### Listed records

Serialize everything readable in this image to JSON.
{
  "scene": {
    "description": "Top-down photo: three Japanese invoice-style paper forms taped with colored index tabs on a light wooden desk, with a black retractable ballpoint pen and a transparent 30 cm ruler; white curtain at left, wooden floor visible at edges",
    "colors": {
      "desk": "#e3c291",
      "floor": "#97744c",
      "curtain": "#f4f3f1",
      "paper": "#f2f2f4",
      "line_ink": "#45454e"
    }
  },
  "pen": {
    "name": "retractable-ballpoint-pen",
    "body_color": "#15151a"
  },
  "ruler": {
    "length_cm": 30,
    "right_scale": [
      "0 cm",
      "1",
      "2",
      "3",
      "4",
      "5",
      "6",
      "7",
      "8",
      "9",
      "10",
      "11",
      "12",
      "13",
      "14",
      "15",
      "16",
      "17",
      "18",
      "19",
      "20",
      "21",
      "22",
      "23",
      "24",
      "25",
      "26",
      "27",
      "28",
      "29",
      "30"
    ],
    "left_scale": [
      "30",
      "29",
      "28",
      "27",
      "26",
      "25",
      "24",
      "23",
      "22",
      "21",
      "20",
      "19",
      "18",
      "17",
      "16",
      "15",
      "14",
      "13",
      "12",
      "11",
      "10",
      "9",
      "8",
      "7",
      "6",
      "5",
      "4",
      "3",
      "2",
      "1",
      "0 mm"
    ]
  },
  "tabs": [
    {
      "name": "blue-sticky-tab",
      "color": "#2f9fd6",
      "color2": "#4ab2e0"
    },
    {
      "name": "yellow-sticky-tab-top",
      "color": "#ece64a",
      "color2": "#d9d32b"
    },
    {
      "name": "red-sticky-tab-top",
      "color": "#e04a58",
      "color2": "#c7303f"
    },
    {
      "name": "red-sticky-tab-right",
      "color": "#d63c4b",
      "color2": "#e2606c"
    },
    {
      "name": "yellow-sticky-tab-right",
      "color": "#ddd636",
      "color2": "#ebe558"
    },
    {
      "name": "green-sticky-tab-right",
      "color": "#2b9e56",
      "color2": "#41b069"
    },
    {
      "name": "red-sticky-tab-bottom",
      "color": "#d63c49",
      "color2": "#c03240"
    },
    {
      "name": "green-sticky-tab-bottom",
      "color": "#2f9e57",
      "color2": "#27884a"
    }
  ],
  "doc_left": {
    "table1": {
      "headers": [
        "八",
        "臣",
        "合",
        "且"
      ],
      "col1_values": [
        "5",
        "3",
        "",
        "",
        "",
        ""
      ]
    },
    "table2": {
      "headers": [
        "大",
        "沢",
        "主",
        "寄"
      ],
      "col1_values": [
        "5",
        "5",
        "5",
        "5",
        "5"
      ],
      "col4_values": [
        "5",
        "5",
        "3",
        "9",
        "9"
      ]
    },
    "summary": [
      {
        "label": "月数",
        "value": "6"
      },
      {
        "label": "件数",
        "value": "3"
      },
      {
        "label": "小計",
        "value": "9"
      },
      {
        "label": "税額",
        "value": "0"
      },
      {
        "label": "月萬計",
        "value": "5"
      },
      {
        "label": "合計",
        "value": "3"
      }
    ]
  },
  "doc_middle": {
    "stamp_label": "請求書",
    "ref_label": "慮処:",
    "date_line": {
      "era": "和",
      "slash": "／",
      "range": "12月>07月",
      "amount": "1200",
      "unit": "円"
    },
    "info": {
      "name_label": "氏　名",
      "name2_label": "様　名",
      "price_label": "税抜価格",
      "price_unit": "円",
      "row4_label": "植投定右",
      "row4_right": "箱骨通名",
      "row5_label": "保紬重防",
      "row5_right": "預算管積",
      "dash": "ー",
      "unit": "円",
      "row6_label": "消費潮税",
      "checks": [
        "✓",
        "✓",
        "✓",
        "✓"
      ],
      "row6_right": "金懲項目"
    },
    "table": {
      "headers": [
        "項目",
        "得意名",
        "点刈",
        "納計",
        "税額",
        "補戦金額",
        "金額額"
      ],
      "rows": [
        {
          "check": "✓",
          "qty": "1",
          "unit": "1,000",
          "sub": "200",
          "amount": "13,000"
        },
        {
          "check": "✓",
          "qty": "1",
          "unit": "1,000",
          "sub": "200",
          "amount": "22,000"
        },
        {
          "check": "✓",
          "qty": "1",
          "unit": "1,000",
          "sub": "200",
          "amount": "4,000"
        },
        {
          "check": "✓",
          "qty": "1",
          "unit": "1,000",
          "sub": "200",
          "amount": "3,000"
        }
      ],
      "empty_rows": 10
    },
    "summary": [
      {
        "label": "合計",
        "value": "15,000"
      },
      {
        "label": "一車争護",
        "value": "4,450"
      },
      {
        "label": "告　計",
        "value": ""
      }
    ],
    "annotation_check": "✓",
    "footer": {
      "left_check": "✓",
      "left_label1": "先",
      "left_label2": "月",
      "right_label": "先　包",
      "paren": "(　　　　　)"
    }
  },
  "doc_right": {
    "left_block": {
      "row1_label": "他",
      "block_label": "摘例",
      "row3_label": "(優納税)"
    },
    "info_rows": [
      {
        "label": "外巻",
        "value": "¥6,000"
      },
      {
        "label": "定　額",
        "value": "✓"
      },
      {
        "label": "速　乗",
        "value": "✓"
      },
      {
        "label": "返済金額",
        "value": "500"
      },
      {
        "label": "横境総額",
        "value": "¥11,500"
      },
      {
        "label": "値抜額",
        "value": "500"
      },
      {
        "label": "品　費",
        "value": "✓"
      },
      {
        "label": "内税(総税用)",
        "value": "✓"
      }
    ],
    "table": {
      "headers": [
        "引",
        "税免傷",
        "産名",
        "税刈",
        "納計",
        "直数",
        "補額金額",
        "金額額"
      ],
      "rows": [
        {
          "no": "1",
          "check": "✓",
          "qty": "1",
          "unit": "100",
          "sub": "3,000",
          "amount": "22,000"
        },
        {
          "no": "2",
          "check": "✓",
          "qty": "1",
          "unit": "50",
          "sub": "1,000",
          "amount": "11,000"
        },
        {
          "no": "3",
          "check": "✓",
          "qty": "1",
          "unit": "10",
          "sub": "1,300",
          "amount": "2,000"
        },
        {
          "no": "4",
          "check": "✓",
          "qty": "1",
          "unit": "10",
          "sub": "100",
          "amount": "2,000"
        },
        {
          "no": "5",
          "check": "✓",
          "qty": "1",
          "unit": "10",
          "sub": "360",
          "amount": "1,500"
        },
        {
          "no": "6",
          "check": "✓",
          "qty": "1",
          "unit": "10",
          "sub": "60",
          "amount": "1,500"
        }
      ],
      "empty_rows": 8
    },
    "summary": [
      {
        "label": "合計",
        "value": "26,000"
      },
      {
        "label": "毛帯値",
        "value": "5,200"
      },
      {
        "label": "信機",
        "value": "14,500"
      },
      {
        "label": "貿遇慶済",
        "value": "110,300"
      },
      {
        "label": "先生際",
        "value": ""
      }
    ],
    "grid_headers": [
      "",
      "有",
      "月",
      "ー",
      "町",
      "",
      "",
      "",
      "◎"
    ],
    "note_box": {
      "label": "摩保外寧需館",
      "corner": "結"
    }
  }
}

######

Short exercise: The records above should be restated word for word, please.

Exercise output:
Serialize everything readable in this image to JSON.
{
  "scene": {
    "description": "Top-down photo: three Japanese invoice-style paper forms taped with colored index tabs on a light wooden desk, with a black retractable ballpoint pen and a transparent 30 cm ruler; white curtain at left, wooden floor visible at edges",
    "colors": {
      "desk": "#e3c291",
      "floor": "#97744c",
      "curtain": "#f4f3f1",
      "paper": "#f2f2f4",
      "line_ink": "#45454e"
    }
  },
  "pen": {
    "name": "retractable-ballpoint-pen",
    "body_color": "#15151a"
  },
  "ruler": {
    "length_cm": 30,
    "right_scale": [
      "0 cm",
      "1",
      "2",
      "3",
      "4",
      "5",
      "6",
      "7",
      "8",
      "9",
      "10",
      "11",
      "12",
      "13",
      "14",
      "15",
      "16",
      "17",
      "18",
      "19",
      "20",
      "21",
      "22",
      "23",
      "24",
      "25",
      "26",
      "27",
      "28",
      "29",
      "30"
    ],
    "left_scale": [
      "30",
      "29",
      "28",
      "27",
      "26",
      "25",
      "24",
      "23",
      "22",
      "21",
      "20",
      "19",
      "18",
      "17",
      "16",
      "15",
      "14",
      "13",
      "12",
      "11",
      "10",
      "9",
      "8",
      "7",
      "6",
      "5",
      "4",
      "3",
      "2",
      "1",
      "0 mm"
    ]
  },
  "tabs": [
    {
      "name": "blue-sticky-tab",
      "color": "#2f9fd6",
      "color2": "#4ab2e0"
    },
    {
      "name": "yellow-sticky-tab-top",
      "color": "#ece64a",
      "color2": "#d9d32b"
    },
    {
      "name": "red-sticky-tab-top",
      "color": "#e04a58",
      "color2": "#c7303f"
    },
    {
      "name": "red-sticky-tab-right",
      "color": "#d63c4b",
      "color2": "#e2606c"
    },
    {
      "name": "yellow-sticky-tab-right",
      "color": "#ddd636",
      "color2": "#ebe558"
    },
    {
      "name": "green-sticky-tab-right",
      "color": "#2b9e56",
      "color2": "#41b069"
    },
    {
      "name": "red-sticky-tab-bottom",
      "color": "#d63c49",
      "color2": "#c03240"
    },
    {
      "name": "green-sticky-tab-bottom",
      "color": "#2f9e57",
      "color2": "#27884a"
    }
  ],
  "doc_left": {
    "table1": {
      "headers": [
        "八",
        "臣",
        "合",
        "且"
      ],
      "col1_values": [
        "5",
        "3",
        "",
        "",
        "",
        ""
      ]
    },
    "table2": {
      "headers": [
        "大",
        "沢",
        "主",
        "寄"
      ],
      "col1_values": [
        "5",
        "5",
        "5",
        "5",
        "5"
      ],
      "col4_values": [
        "5",
        "5",
        "3",
        "9",
        "9"
      ]
    },
    "summary": [
      {
        "label": "月数",
        "value": "6"
      },
      {
        "label": "件数",
        "value": "3"
      },
      {
        "label": "小計",
        "value": "9"
      },
      {
        "label": "税額",
        "value": "0"
      },
      {
        "label": "月萬計",
        "value": "5"
      },
      {
        "label": "合計",
        "value": "3"
      }
    ]
  },
  "doc_middle": {
    "stamp_label": "請求書",
    "ref_label": "慮処:",
    "date_line": {
      "era": "和",
      "slash": "／",
      "range": "12月>07月",
      "amount": "1200",
      "unit": "円"
    },
    "info": {
      "name_label": "氏　名",
      "name2_label": "様　名",
      "price_label": "税抜価格",
      "price_unit": "円",
      "row4_label": "植投定右",
      "row4_right": "箱骨通名",
      "row5_label": "保紬重防",
      "row5_right": "預算管積",
      "dash": "ー",
      "unit": "円",
      "row6_label": "消費潮税",
      "checks": [
        "✓",
        "✓",
        "✓",
        "✓"
      ],
      "row6_right": "金懲項目"
    },
    "table": {
      "headers": [
        "項目",
        "得意名",
        "点刈",
        "納計",
        "税額",
        "補戦金額",
        "金額額"
      ],
      "rows": [
        {
          "check": "✓",
          "qty": "1",
          "unit": "1,000",
          "sub": "200",
          "amount": "13,000"
        },
        {
          "check": "✓",
          "qty": "1",
          "unit": "1,000",
          "sub": "200",
          "amount": "22,000"
        },
        {
          "check": "✓",
          "qty": "1",
          "unit": "1,000",
          "sub": "200",
          "amount": "4,000"
        },
        {
          "check": "✓",
          "qty": "1",
          "unit": "1,000",
          "sub": "200",
          "amount": "3,000"
        }
      ],
      "empty_rows": 10
    },
    "summary": [
      {
        "label": "合計",
        "value": "15,000"
      },
      {
        "label": "一車争護",
        "value": "4,450"
      },
      {
        "label": "告　計",
        "value": ""
      }
    ],
    "annotation_check": "✓",
    "footer": {
      "left_check": "✓",
      "left_label1": "先",
      "left_label2": "月",
      "right_label": "先　包",
      "paren": "(　　　　　)"
    }
  },
  "doc_right": {
    "left_block": {
      "row1_label": "他",
      "block_label": "摘例",
      "row3_label": "(優納税)"
    },
    "info_rows": [
      {
        "label": "外巻",
        "value": "¥6,000"
      },
      {
        "label": "定　額",
        "value": "✓"
      },
      {
        "label": "速　乗",
        "value": "✓"
      },
      {
        "label": "返済金額",
        "value": "500"
      },
      {
        "label": "横境総額",
        "value": "¥11,500"
      },
      {
        "label": "値抜額",
        "value": "500"
      },
      {
        "label": "品　費",
        "value": "✓"
      },
      {
        "label": "内税(総税用)",
        "value": "✓"
      }
    ],
    "table": {
      "headers": [
        "引",
        "税免傷",
        "産名",
        "税刈",
        "納計",
        "直数",
        "補額金額",
        "金額額"
      ],
      "rows": [
        {
          "no": "1",
          "check": "✓",
          "qty": "1",
          "unit": "100",
          "sub": "3,000",
          "amount": "22,000"
        },
        {
          "no": "2",
          "check": "✓",
          "qty": "1",
          "unit": "50",
          "sub": "1,000",
          "amount": "11,000"
        },
        {
          "no": "3",
          "check": "✓",
          "qty": "1",
          "unit": "10",
          "sub": "1,300",
          "amount": "2,000"
        },
        {
          "no": "4",
          "check": "✓",
          "qty": "1",
          "unit": "10",
          "sub": "100",
          "amount": "2,000"
        },
        {
          "no": "5",
          "check": "✓",
          "qty": "1",
          "unit": "10",
          "sub": "360",
          "amount": "1,500"
        },
        {
          "no": "6",
          "check": "✓",
          "qty": "1",
          "unit": "10",
          "sub": "60",
          "amount": "1,500"
        }
      ],
      "empty_rows": 8
    },
    "summary": [
      {
        "label": "合計",
        "value": "26,000"
      },
      {
        "label": "毛帯値",
        "value": "5,200"
      },
      {
        "label": "信機",
        "value": "14,500"
      },
      {
        "label": "貿遇慶済",
        "value": "110,300"
      },
      {
        "label": "先生際",
        "value": ""
      }
    ],
    "grid_headers": [
      "",
      "有",
      "月",
      "ー",
      "町",
      "",
      "",
      "",
      "◎"
    ],
    "note_box": {
      "label": "摩保外寧需館",
      "corner": "結"
    }
  }
}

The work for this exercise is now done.